Records supplied:

· · · · · · ·

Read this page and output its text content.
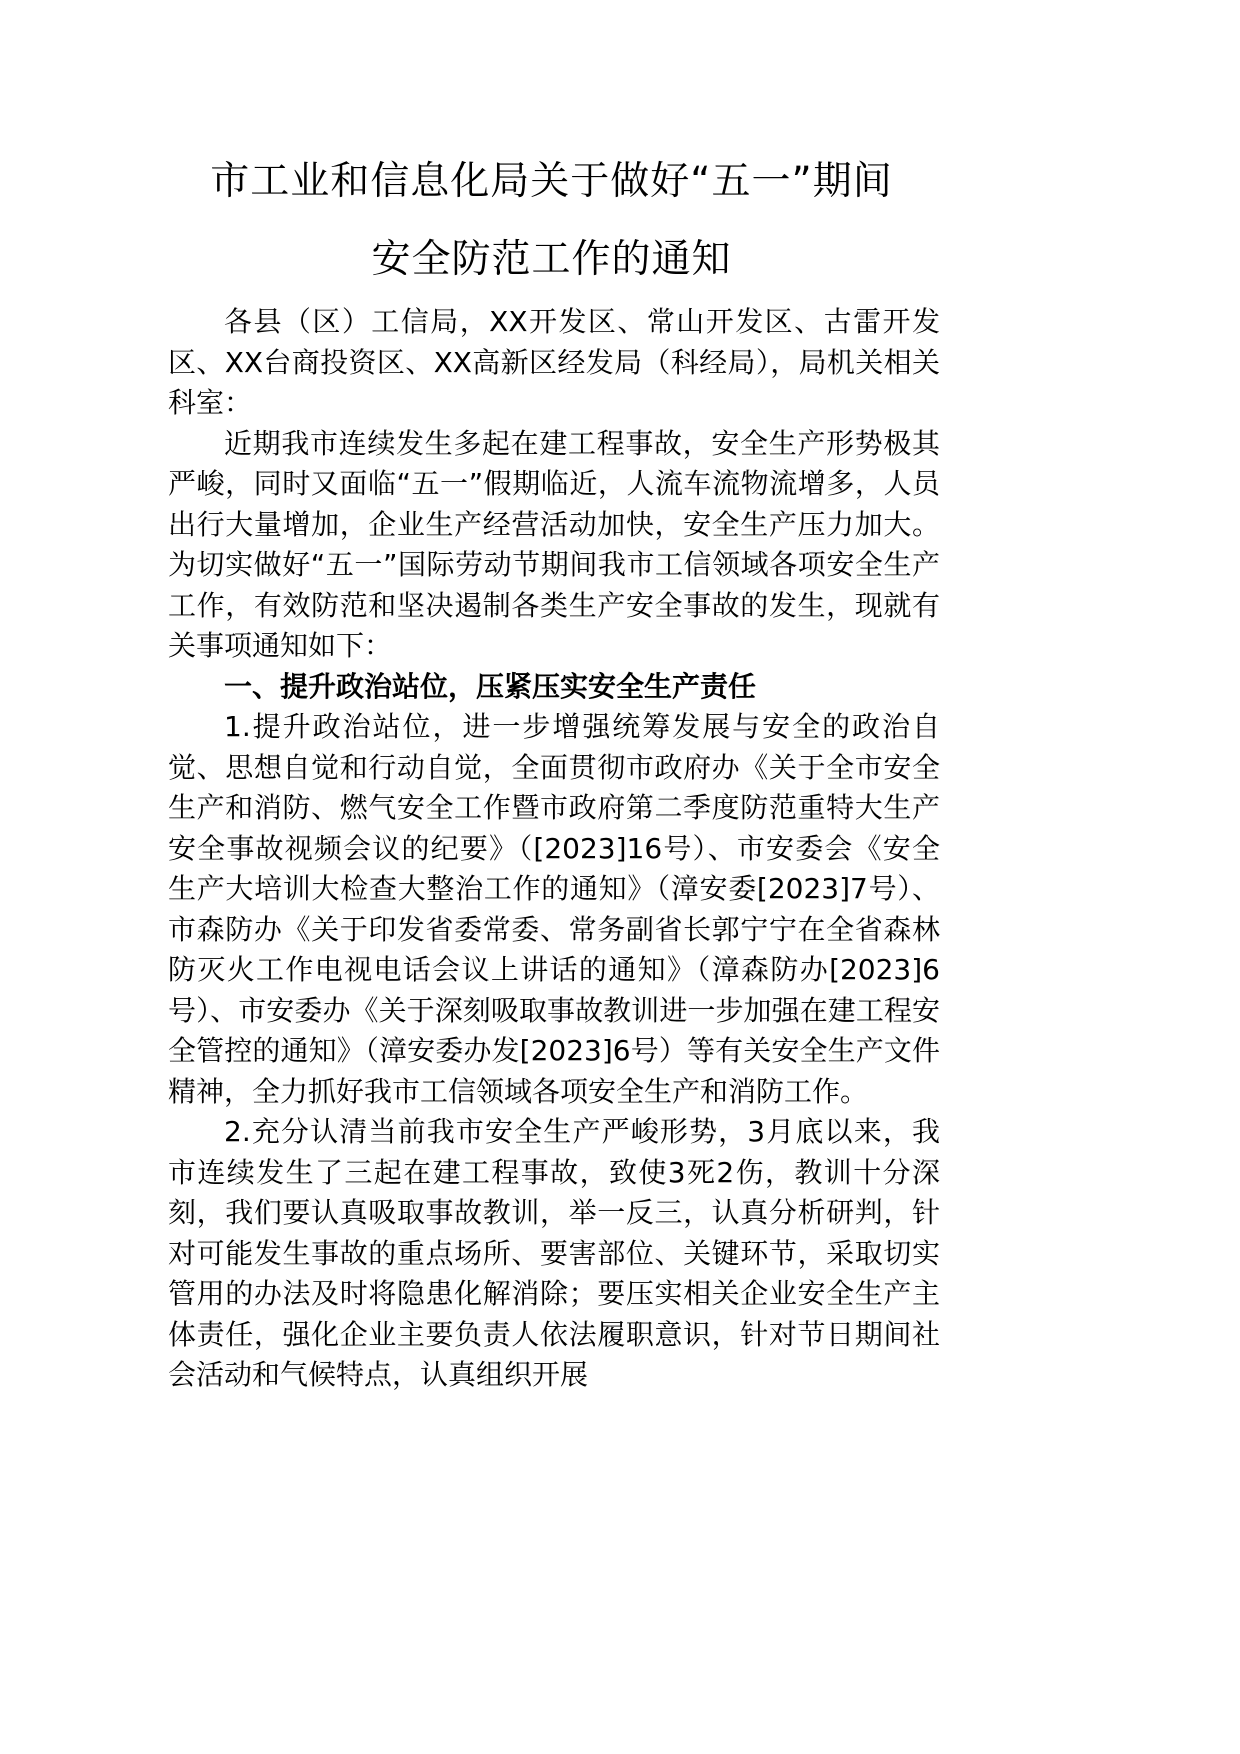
市工业和信息化局关于做好“五一”期间
安全防范工作的通知

各县（区）工信局，XX开发区、常山开发区、古雷开发区、XX台商投资区、XX高新区经发局（科经局），局机关相关科室：

近期我市连续发生多起在建工程事故，安全生产形势极其严峻，同时又面临“五一”假期临近，人流车流物流增多，人员出行大量增加，企业生产经营活动加快，安全生产压力加大。为切实做好“五一”国际劳动节期间我市工信领域各项安全生产工作，有效防范和坚决遏制各类生产安全事故的发生，现就有关事项通知如下：

一、提升政治站位，压紧压实安全生产责任

1.提升政治站位，进一步增强统筹发展与安全的政治自觉、思想自觉和行动自觉，全面贯彻市政府办《关于全市安全生产和消防、燃气安全工作暨市政府第二季度防范重特大生产安全事故视频会议的纪要》（[2023]16号）、市安委会《安全生产大培训大检查大整治工作的通知》（漳安委[2023]7号）、市森防办《关于印发省委常委、常务副省长郭宁宁在全省森林防灭火工作电视电话会议上讲话的通知》（漳森防办[2023]6号）、市安委办《关于深刻吸取事故教训进一步加强在建工程安全管控的通知》（漳安委办发[2023]6号）等有关安全生产文件精神，全力抓好我市工信领域各项安全生产和消防工作。

2.充分认清当前我市安全生产严峻形势，3月底以来，我市连续发生了三起在建工程事故，致使3死2伤，教训十分深刻，我们要认真吸取事故教训，举一反三，认真分析研判，针对可能发生事故的重点场所、要害部位、关键环节，采取切实管用的办法及时将隐患化解消除；要压实相关企业安全生产主体责任，强化企业主要负责人依法履职意识，针对节日期间社会活动和气候特点，认真组织开展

· · · · · · ·

What is expected:
Find and count the lines of the data that include the string "提升政治站位", and report that figure by itself.

Worked solution:
2